What to produce » Would you output the whole listing below, exactly as it reads?

[Data records]
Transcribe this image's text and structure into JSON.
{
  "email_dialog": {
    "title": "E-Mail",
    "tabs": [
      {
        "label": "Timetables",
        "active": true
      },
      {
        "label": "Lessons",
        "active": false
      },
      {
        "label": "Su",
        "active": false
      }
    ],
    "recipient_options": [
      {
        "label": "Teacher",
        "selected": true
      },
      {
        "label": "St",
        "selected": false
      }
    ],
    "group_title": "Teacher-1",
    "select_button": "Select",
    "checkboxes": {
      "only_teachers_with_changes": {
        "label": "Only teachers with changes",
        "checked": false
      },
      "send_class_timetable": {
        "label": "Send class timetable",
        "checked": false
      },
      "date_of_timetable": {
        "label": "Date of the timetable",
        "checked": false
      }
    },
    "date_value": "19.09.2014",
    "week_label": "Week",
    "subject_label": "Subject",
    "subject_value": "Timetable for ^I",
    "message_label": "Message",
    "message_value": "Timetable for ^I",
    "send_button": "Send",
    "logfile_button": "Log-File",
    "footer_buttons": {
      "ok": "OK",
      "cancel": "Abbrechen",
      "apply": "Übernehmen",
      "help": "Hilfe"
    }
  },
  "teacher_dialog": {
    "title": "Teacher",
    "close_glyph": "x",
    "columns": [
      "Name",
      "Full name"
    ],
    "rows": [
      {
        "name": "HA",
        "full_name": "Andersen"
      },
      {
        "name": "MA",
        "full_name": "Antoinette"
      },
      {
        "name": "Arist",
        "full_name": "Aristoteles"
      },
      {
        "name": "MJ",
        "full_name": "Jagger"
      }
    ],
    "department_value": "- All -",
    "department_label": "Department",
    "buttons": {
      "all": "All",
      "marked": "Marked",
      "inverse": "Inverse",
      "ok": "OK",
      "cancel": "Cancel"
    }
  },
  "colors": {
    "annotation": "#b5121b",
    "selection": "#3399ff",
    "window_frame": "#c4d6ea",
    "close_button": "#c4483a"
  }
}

Completed exercise »
Transcribe this image's text and structure into JSON.
{
  "email_dialog": {
    "title": "E-Mail",
    "tabs": [
      {
        "label": "Timetables",
        "active": true
      },
      {
        "label": "Lessons",
        "active": false
      },
      {
        "label": "Su",
        "active": false
      }
    ],
    "recipient_options": [
      {
        "label": "Teacher",
        "selected": true
      },
      {
        "label": "St",
        "selected": false
      }
    ],
    "group_title": "Teacher-1",
    "select_button": "Select",
    "checkboxes": {
      "only_teachers_with_changes": {
        "label": "Only teachers with changes",
        "checked": false
      },
      "send_class_timetable": {
        "label": "Send class timetable",
        "checked": false
      },
      "date_of_timetable": {
        "label": "Date of the timetable",
        "checked": false
      }
    },
    "date_value": "19.09.2014",
    "week_label": "Week",
    "subject_label": "Subject",
    "subject_value": "Timetable for ^I",
    "message_label": "Message",
    "message_value": "Timetable for ^I",
    "send_button": "Send",
    "logfile_button": "Log-File",
    "footer_buttons": {
      "ok": "OK",
      "cancel": "Abbrechen",
      "apply": "Übernehmen",
      "help": "Hilfe"
    }
  },
  "teacher_dialog": {
    "title": "Teacher",
    "close_glyph": "x",
    "columns": [
      "Name",
      "Full name"
    ],
    "rows": [
      {
        "name": "HA",
        "full_name": "Andersen"
      },
      {
        "name": "MA",
        "full_name": "Antoinette"
      },
      {
        "name": "Arist",
        "full_name": "Aristoteles"
      },
      {
        "name": "MJ",
        "full_name": "Jagger"
      }
    ],
    "department_value": "- All -",
    "department_label": "Department",
    "buttons": {
      "all": "All",
      "marked": "Marked",
      "inverse": "Inverse",
      "ok": "OK",
      "cancel": "Cancel"
    }
  },
  "colors": {
    "annotation": "#b5121b",
    "selection": "#3399ff",
    "window_frame": "#c4d6ea",
    "close_button": "#c4483a"
  }
}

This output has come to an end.